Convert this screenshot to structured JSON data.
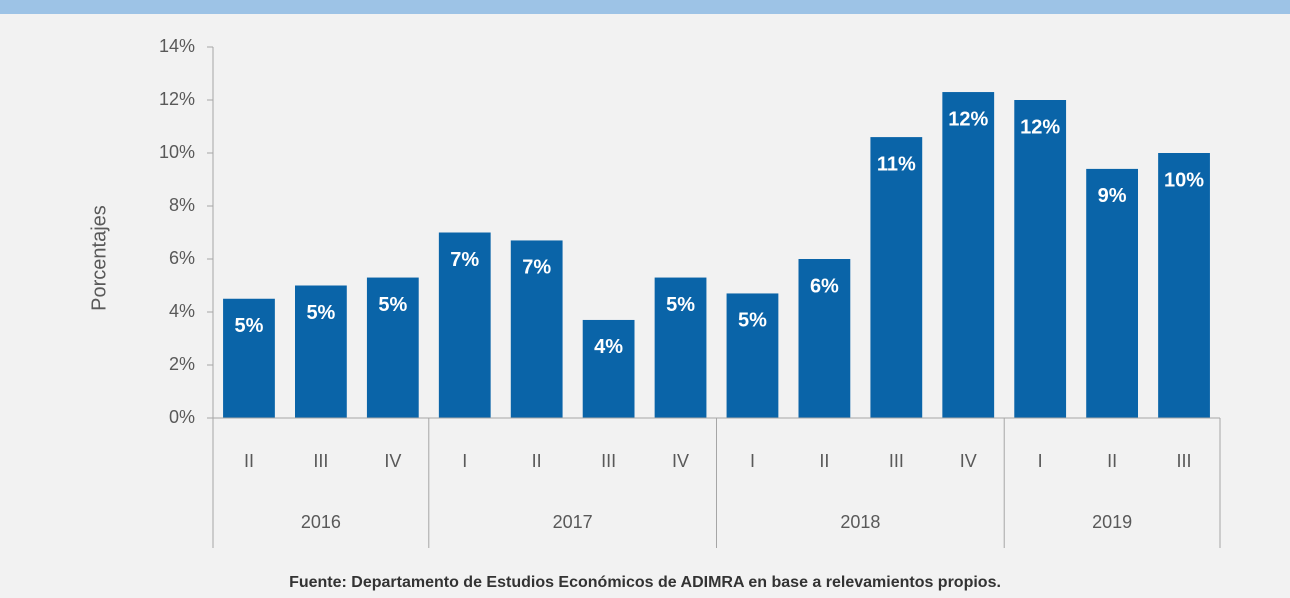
{
  "chart_data": {
    "type": "bar",
    "y_label": "Porcentajes",
    "source": "Fuente: Departamento de Estudios Económicos de ADIMRA en base a relevamientos propios.",
    "categories": [
      "II",
      "III",
      "IV",
      "I",
      "II",
      "III",
      "IV",
      "I",
      "II",
      "III",
      "IV",
      "I",
      "II",
      "III"
    ],
    "groups": [
      {
        "label": "2016",
        "size": 3
      },
      {
        "label": "2017",
        "size": 4
      },
      {
        "label": "2018",
        "size": 4
      },
      {
        "label": "2019",
        "size": 3
      }
    ],
    "values": [
      4.5,
      5.0,
      5.3,
      7.0,
      6.7,
      3.7,
      5.3,
      4.7,
      6.0,
      10.6,
      12.3,
      12.0,
      9.4,
      10.0
    ],
    "value_labels": [
      "5%",
      "5%",
      "5%",
      "7%",
      "7%",
      "4%",
      "5%",
      "5%",
      "6%",
      "11%",
      "12%",
      "12%",
      "9%",
      "10%"
    ],
    "color": "#0a64a8",
    "ylim": [
      0,
      14
    ],
    "yticks": [
      {
        "value": 0,
        "label": "0%"
      },
      {
        "value": 2,
        "label": "2%"
      },
      {
        "value": 4,
        "label": "4%"
      },
      {
        "value": 6,
        "label": "6%"
      },
      {
        "value": 8,
        "label": "8%"
      },
      {
        "value": 10,
        "label": "10%"
      },
      {
        "value": 12,
        "label": "12%"
      },
      {
        "value": 14,
        "label": "14%"
      }
    ],
    "grid": false
  }
}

═══

Every entry must be reproduced exactly, with the images left out.

Convert this screenshot to structured JSON data.
{
  "chart_data": {
    "type": "bar",
    "y_label": "Porcentajes",
    "source": "Fuente: Departamento de Estudios Económicos de ADIMRA en base a relevamientos propios.",
    "categories": [
      "II",
      "III",
      "IV",
      "I",
      "II",
      "III",
      "IV",
      "I",
      "II",
      "III",
      "IV",
      "I",
      "II",
      "III"
    ],
    "groups": [
      {
        "label": "2016",
        "size": 3
      },
      {
        "label": "2017",
        "size": 4
      },
      {
        "label": "2018",
        "size": 4
      },
      {
        "label": "2019",
        "size": 3
      }
    ],
    "values": [
      4.5,
      5.0,
      5.3,
      7.0,
      6.7,
      3.7,
      5.3,
      4.7,
      6.0,
      10.6,
      12.3,
      12.0,
      9.4,
      10.0
    ],
    "value_labels": [
      "5%",
      "5%",
      "5%",
      "7%",
      "7%",
      "4%",
      "5%",
      "5%",
      "6%",
      "11%",
      "12%",
      "12%",
      "9%",
      "10%"
    ],
    "color": "#0a64a8",
    "ylim": [
      0,
      14
    ],
    "yticks": [
      {
        "value": 0,
        "label": "0%"
      },
      {
        "value": 2,
        "label": "2%"
      },
      {
        "value": 4,
        "label": "4%"
      },
      {
        "value": 6,
        "label": "6%"
      },
      {
        "value": 8,
        "label": "8%"
      },
      {
        "value": 10,
        "label": "10%"
      },
      {
        "value": 12,
        "label": "12%"
      },
      {
        "value": 14,
        "label": "14%"
      }
    ],
    "grid": false
  }
}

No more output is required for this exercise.